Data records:
==================================================
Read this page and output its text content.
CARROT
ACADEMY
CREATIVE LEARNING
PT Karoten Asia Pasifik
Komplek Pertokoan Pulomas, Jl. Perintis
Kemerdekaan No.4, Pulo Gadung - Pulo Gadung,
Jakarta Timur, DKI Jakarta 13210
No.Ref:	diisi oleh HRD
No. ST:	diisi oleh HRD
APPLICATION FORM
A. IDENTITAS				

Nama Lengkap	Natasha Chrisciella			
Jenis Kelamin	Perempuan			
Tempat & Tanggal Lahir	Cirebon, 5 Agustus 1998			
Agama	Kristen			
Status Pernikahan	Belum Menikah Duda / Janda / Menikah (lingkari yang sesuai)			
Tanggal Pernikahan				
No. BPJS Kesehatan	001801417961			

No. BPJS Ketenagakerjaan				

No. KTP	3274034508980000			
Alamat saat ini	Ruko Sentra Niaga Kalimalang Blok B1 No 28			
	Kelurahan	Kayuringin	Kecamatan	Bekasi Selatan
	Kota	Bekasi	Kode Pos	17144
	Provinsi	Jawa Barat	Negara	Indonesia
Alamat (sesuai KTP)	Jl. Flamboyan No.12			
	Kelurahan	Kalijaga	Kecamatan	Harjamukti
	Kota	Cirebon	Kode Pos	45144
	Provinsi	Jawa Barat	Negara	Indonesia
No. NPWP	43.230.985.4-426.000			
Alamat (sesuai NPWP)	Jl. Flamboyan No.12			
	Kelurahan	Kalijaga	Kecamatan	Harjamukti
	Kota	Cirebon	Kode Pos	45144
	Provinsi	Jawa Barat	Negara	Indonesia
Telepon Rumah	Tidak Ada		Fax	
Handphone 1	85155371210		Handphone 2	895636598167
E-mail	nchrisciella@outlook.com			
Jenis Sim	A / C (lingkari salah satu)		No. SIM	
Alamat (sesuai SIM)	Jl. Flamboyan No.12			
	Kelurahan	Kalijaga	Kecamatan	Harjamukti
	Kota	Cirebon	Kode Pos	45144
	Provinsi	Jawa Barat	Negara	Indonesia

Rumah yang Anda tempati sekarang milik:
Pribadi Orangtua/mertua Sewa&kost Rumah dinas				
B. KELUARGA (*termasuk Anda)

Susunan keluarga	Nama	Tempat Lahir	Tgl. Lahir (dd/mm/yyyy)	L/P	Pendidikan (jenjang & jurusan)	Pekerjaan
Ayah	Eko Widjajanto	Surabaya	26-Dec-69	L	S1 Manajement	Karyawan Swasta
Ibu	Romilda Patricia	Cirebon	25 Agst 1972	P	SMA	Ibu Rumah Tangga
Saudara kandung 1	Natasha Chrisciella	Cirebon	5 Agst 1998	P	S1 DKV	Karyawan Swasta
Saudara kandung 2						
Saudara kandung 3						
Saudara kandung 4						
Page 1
==================================================
_Aim_:
Set every line of the listing down word for word.

_Result_:
Read this page and output its text content.
CARROT
ACADEMY
CREATIVE LEARNING
PT Karoten Asia Pasifik
Komplek Pertokoan Pulomas, Jl. Perintis
Kemerdekaan No.4, Pulo Gadung - Pulo Gadung,
Jakarta Timur, DKI Jakarta 13210
No.Ref:	diisi oleh HRD
No. ST:	diisi oleh HRD
APPLICATION FORM
A. IDENTITAS				

Nama Lengkap	Natasha Chrisciella			
Jenis Kelamin	Perempuan			
Tempat & Tanggal Lahir	Cirebon, 5 Agustus 1998			
Agama	Kristen			
Status Pernikahan	Belum Menikah Duda / Janda / Menikah (lingkari yang sesuai)			
Tanggal Pernikahan				
No. BPJS Kesehatan	001801417961			

No. BPJS Ketenagakerjaan				

No. KTP	3274034508980000			
Alamat saat ini	Ruko Sentra Niaga Kalimalang Blok B1 No 28			
	Kelurahan	Kayuringin	Kecamatan	Bekasi Selatan
	Kota	Bekasi	Kode Pos	17144
	Provinsi	Jawa Barat	Negara	Indonesia
Alamat (sesuai KTP)	Jl. Flamboyan No.12			
	Kelurahan	Kalijaga	Kecamatan	Harjamukti
	Kota	Cirebon	Kode Pos	45144
	Provinsi	Jawa Barat	Negara	Indonesia
No. NPWP	43.230.985.4-426.000			
Alamat (sesuai NPWP)	Jl. Flamboyan No.12			
	Kelurahan	Kalijaga	Kecamatan	Harjamukti
	Kota	Cirebon	Kode Pos	45144
	Provinsi	Jawa Barat	Negara	Indonesia
Telepon Rumah	Tidak Ada		Fax	
Handphone 1	85155371210		Handphone 2	895636598167
E-mail	nchrisciella@outlook.com			
Jenis Sim	A / C (lingkari salah satu)		No. SIM	
Alamat (sesuai SIM)	Jl. Flamboyan No.12			
	Kelurahan	Kalijaga	Kecamatan	Harjamukti
	Kota	Cirebon	Kode Pos	45144
	Provinsi	Jawa Barat	Negara	Indonesia

Rumah yang Anda tempati sekarang milik:
Pribadi Orangtua/mertua Sewa&kost Rumah dinas				
B. KELUARGA (*termasuk Anda)

Susunan keluarga	Nama	Tempat Lahir	Tgl. Lahir (dd/mm/yyyy)	L/P	Pendidikan (jenjang & jurusan)	Pekerjaan
Ayah	Eko Widjajanto	Surabaya	26-Dec-69	L	S1 Manajement	Karyawan Swasta
Ibu	Romilda Patricia	Cirebon	25 Agst 1972	P	SMA	Ibu Rumah Tangga
Saudara kandung 1	Natasha Chrisciella	Cirebon	5 Agst 1998	P	S1 DKV	Karyawan Swasta
Saudara kandung 2						
Saudara kandung 3						
Saudara kandung 4						
Page 1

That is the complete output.